### Exercise
Select from the data all lines with the word "name".

[Saved data entries]
-- begin --
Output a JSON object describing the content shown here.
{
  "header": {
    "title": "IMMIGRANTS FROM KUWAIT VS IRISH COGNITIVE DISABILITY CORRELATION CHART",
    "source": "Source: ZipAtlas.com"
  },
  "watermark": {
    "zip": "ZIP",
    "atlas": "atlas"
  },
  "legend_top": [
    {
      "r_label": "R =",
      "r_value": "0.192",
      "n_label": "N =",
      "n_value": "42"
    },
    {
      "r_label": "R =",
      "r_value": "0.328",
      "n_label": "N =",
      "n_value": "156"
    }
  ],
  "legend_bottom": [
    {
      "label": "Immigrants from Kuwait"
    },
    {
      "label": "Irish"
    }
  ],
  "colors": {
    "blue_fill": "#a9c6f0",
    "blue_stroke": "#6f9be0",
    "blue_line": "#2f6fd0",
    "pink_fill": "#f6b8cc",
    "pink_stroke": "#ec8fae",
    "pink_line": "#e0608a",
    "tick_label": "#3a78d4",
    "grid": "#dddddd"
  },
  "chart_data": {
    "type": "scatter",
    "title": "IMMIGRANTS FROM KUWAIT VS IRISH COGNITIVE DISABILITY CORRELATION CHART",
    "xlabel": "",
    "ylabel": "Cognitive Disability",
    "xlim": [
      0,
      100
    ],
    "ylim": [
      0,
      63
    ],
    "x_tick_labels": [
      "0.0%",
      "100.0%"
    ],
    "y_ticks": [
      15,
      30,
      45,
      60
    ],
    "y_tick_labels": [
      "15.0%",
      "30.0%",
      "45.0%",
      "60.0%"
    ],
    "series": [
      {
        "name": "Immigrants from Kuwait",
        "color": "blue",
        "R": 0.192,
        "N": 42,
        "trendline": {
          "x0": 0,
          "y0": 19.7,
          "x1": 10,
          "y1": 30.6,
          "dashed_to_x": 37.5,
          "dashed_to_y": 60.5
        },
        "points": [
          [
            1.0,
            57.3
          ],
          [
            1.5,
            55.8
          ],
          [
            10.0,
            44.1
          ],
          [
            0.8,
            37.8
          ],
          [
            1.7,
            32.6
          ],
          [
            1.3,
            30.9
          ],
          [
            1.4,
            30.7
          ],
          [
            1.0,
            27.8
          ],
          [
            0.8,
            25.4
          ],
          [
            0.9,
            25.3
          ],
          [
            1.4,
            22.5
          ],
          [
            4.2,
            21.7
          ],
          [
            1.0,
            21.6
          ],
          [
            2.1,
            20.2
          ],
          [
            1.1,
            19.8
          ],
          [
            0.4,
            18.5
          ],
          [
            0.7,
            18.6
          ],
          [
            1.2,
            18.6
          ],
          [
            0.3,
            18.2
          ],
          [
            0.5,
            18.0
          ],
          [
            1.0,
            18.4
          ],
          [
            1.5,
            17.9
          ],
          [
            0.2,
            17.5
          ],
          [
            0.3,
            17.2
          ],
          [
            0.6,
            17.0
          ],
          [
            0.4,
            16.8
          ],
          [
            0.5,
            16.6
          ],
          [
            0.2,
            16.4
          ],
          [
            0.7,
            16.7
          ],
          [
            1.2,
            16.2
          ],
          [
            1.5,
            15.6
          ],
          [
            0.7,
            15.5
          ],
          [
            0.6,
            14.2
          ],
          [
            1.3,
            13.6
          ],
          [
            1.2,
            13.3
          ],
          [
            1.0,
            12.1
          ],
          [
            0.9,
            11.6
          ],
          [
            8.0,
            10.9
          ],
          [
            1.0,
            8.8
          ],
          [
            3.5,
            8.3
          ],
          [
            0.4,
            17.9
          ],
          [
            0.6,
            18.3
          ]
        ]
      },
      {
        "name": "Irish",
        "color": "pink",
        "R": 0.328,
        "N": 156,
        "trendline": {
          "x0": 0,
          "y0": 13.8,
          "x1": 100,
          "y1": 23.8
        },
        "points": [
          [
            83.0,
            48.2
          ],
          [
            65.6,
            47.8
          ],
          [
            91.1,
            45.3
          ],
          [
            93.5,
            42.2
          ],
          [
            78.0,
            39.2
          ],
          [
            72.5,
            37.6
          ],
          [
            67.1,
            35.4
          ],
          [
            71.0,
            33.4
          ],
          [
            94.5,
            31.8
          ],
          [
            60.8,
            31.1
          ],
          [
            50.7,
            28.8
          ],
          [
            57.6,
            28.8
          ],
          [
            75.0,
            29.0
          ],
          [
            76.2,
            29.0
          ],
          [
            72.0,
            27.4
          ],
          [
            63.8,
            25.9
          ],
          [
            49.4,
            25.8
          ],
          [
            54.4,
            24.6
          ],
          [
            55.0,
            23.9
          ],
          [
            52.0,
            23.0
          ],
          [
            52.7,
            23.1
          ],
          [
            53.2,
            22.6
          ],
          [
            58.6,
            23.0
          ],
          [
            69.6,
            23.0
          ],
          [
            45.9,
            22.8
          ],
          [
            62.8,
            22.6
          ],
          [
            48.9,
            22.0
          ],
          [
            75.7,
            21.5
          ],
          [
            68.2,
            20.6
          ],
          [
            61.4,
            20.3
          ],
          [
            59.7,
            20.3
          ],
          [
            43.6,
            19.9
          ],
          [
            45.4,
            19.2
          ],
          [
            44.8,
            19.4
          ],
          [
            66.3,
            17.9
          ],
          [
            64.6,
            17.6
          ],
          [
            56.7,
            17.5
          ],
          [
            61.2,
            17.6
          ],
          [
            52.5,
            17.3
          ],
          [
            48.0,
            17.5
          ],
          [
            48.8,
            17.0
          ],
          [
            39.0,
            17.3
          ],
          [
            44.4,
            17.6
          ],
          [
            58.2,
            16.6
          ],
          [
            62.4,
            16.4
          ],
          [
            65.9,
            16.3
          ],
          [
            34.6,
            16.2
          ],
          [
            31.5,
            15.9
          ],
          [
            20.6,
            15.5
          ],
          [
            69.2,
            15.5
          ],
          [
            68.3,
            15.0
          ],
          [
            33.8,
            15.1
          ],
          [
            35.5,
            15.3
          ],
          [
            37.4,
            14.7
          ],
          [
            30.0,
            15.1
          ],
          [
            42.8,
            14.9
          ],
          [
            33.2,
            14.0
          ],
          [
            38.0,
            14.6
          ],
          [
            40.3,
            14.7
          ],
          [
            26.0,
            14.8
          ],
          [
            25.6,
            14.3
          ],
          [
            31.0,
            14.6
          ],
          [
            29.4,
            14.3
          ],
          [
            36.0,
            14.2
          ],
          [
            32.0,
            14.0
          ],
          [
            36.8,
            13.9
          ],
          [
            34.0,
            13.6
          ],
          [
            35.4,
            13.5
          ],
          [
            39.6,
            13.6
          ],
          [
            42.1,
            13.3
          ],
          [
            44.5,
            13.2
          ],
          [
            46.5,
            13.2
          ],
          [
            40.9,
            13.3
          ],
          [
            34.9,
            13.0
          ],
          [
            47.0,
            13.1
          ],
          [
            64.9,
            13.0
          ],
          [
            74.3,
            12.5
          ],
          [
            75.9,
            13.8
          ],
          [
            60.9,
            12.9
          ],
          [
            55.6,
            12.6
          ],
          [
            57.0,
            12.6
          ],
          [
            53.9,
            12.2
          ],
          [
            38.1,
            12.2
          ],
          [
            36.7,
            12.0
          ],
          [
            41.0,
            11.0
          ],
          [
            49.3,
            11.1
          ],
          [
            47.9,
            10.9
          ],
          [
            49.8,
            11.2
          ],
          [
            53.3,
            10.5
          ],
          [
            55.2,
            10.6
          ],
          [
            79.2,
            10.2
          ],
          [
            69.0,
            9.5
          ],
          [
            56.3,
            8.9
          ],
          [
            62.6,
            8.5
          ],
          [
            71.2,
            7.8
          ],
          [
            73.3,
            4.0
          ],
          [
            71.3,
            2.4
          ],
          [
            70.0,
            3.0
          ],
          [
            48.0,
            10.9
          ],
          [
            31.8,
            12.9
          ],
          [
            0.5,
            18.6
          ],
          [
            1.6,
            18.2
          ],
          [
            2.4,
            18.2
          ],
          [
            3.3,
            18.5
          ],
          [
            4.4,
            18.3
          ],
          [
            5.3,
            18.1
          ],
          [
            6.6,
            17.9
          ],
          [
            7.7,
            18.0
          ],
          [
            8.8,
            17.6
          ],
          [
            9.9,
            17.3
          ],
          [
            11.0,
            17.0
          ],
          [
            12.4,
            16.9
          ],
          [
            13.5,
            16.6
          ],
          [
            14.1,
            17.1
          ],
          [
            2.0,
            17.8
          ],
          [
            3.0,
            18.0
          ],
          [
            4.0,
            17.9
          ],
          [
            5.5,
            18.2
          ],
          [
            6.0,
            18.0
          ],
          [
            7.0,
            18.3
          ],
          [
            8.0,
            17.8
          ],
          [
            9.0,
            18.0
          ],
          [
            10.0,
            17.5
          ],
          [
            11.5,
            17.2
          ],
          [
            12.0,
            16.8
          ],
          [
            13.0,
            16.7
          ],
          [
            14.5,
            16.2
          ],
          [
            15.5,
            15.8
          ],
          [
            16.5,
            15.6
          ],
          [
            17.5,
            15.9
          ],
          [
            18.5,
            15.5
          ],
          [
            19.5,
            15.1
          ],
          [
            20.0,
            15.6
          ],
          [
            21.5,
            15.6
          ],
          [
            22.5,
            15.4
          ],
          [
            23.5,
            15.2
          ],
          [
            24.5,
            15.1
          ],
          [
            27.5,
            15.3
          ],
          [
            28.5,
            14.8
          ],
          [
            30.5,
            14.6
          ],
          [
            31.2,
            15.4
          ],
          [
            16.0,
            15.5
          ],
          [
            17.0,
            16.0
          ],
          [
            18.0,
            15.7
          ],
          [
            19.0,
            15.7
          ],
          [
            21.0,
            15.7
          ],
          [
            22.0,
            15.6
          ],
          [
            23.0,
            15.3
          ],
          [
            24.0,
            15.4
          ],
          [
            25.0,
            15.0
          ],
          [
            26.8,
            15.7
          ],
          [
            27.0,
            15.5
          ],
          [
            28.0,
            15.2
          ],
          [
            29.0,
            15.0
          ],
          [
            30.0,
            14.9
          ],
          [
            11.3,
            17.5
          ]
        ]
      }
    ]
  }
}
-- end --
### Response below
        "name": "Immigrants from Kuwait",
        "name": "Irish",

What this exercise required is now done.